• _EXERCISE OBJECTIVE_: Below are the records; pull every line that includes "ylabel".

#### RECORDS FOR THE EXERCISE

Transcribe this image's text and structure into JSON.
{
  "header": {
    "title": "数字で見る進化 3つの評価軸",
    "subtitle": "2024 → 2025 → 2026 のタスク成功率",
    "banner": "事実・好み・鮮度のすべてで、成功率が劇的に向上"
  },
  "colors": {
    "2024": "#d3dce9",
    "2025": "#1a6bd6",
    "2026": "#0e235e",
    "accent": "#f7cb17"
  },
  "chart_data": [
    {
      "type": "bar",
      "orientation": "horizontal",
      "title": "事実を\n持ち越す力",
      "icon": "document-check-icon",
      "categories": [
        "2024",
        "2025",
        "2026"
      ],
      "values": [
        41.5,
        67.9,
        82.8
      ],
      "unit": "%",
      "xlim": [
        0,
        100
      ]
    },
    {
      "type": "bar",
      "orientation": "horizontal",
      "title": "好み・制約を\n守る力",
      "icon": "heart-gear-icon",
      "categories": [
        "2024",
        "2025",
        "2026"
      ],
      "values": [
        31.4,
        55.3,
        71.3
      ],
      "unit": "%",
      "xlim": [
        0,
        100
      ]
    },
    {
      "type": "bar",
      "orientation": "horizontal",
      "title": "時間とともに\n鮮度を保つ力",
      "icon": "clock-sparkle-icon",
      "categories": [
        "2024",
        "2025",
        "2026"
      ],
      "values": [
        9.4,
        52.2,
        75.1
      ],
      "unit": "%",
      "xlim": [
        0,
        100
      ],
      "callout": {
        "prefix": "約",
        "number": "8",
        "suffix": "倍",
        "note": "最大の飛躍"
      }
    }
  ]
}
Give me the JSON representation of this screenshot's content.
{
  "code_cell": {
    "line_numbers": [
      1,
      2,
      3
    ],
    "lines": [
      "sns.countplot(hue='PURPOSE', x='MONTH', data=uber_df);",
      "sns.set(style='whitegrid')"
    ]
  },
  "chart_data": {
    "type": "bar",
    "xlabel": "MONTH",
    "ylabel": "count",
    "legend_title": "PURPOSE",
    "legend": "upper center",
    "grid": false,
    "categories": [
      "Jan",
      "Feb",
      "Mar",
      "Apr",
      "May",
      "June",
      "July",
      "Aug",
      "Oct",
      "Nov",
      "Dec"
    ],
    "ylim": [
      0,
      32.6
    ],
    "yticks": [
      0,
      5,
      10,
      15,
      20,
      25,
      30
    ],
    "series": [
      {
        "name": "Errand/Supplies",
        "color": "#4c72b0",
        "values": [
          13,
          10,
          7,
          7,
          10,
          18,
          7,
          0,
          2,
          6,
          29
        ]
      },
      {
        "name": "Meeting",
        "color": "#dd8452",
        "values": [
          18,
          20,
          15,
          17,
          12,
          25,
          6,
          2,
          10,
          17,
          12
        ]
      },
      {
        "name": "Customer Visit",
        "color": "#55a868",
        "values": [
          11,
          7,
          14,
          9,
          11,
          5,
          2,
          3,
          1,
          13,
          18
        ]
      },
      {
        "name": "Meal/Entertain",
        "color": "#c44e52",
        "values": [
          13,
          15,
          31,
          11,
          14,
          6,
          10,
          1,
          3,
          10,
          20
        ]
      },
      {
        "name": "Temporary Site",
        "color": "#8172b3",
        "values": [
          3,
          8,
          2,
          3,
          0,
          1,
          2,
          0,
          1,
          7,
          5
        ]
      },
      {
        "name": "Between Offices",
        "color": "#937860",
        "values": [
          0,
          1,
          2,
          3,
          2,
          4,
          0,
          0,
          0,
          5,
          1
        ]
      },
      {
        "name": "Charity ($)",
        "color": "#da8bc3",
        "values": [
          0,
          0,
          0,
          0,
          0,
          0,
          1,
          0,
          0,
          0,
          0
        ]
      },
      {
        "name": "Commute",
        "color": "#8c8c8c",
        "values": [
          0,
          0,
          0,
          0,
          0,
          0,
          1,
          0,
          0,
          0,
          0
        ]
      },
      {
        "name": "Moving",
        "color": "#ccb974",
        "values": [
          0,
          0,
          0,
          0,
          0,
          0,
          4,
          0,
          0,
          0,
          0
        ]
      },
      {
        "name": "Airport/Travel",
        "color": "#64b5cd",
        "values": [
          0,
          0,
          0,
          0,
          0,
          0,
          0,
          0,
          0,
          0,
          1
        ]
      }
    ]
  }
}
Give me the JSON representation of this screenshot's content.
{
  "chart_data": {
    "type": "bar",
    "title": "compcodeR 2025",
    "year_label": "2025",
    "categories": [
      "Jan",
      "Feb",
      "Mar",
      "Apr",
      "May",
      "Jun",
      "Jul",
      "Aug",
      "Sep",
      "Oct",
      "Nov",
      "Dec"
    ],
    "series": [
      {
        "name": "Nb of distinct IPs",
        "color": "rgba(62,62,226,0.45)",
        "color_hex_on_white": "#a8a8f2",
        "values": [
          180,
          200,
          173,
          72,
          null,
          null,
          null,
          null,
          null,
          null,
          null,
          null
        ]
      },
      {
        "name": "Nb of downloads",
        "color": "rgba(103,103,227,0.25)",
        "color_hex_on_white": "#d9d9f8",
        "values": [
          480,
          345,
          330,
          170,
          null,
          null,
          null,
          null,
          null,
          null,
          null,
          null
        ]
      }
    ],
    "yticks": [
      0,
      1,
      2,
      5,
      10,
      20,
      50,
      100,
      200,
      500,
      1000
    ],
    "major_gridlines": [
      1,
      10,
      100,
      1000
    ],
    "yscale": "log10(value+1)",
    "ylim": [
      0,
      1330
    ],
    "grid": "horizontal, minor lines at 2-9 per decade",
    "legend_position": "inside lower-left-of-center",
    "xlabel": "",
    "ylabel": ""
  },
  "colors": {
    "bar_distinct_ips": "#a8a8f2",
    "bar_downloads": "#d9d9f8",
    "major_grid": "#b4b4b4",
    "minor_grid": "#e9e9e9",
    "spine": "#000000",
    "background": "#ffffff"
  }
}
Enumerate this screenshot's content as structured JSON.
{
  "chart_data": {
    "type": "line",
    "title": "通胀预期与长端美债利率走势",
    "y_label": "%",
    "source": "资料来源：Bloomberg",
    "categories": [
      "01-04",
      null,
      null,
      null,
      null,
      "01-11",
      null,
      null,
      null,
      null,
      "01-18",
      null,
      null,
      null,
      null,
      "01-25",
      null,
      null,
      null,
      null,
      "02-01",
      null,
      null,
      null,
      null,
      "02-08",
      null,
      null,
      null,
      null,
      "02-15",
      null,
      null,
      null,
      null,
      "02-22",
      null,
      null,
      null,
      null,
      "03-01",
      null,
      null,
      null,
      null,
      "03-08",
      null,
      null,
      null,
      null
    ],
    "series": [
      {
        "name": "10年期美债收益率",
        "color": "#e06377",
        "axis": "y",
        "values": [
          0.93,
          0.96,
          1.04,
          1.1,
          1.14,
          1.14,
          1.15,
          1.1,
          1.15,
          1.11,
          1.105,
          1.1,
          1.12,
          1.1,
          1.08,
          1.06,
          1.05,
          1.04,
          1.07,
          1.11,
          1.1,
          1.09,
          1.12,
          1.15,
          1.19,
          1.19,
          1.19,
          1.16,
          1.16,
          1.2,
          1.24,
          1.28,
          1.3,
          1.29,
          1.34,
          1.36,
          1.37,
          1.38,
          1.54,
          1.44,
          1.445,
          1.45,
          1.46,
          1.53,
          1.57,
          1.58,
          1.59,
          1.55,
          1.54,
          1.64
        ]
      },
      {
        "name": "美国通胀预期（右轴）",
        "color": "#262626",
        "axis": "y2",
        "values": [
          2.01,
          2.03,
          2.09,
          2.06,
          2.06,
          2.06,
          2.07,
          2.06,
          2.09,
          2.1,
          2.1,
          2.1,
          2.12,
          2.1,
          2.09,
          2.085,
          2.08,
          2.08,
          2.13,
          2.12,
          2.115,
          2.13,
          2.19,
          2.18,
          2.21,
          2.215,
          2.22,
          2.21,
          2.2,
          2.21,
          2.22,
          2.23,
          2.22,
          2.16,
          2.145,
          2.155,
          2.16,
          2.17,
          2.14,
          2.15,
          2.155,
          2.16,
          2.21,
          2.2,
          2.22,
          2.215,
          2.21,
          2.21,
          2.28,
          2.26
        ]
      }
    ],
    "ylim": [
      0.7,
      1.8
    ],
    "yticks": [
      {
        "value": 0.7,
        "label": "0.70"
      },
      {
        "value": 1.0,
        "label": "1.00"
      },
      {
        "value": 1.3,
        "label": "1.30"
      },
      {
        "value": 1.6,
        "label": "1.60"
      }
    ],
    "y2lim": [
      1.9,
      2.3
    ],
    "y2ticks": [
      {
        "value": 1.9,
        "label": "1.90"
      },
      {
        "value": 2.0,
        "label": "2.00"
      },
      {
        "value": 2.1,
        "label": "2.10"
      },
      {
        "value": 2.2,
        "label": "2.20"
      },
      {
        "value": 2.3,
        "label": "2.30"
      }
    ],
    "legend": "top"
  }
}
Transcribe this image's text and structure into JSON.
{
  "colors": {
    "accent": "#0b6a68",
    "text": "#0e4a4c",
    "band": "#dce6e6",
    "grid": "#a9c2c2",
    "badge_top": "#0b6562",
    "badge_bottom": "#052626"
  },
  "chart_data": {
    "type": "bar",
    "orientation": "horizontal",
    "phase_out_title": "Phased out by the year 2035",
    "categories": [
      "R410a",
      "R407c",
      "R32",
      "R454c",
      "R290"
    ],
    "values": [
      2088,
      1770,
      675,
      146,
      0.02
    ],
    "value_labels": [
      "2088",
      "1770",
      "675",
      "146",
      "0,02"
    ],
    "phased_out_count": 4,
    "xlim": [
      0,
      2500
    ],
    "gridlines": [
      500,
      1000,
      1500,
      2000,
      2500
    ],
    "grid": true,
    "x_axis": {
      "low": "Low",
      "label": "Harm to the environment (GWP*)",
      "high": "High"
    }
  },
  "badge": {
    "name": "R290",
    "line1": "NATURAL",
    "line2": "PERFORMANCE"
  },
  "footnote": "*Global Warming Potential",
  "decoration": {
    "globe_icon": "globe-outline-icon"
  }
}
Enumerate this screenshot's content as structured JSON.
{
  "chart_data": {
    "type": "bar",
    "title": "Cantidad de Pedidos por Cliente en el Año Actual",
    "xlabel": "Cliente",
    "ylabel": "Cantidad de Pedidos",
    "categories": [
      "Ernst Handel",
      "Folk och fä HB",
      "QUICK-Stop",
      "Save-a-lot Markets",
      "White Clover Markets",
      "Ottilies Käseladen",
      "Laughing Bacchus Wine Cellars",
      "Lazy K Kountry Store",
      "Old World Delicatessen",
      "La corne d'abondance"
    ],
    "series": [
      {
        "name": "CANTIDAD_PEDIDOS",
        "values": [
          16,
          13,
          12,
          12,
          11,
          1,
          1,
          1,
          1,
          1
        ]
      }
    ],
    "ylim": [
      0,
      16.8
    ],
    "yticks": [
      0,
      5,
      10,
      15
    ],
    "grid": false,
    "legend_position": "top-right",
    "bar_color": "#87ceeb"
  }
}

########

• _EXPECTED ANSWER_:
    "ylabel": "count",
    "ylabel": ""
    "ylabel": "Cantidad de Pedidos",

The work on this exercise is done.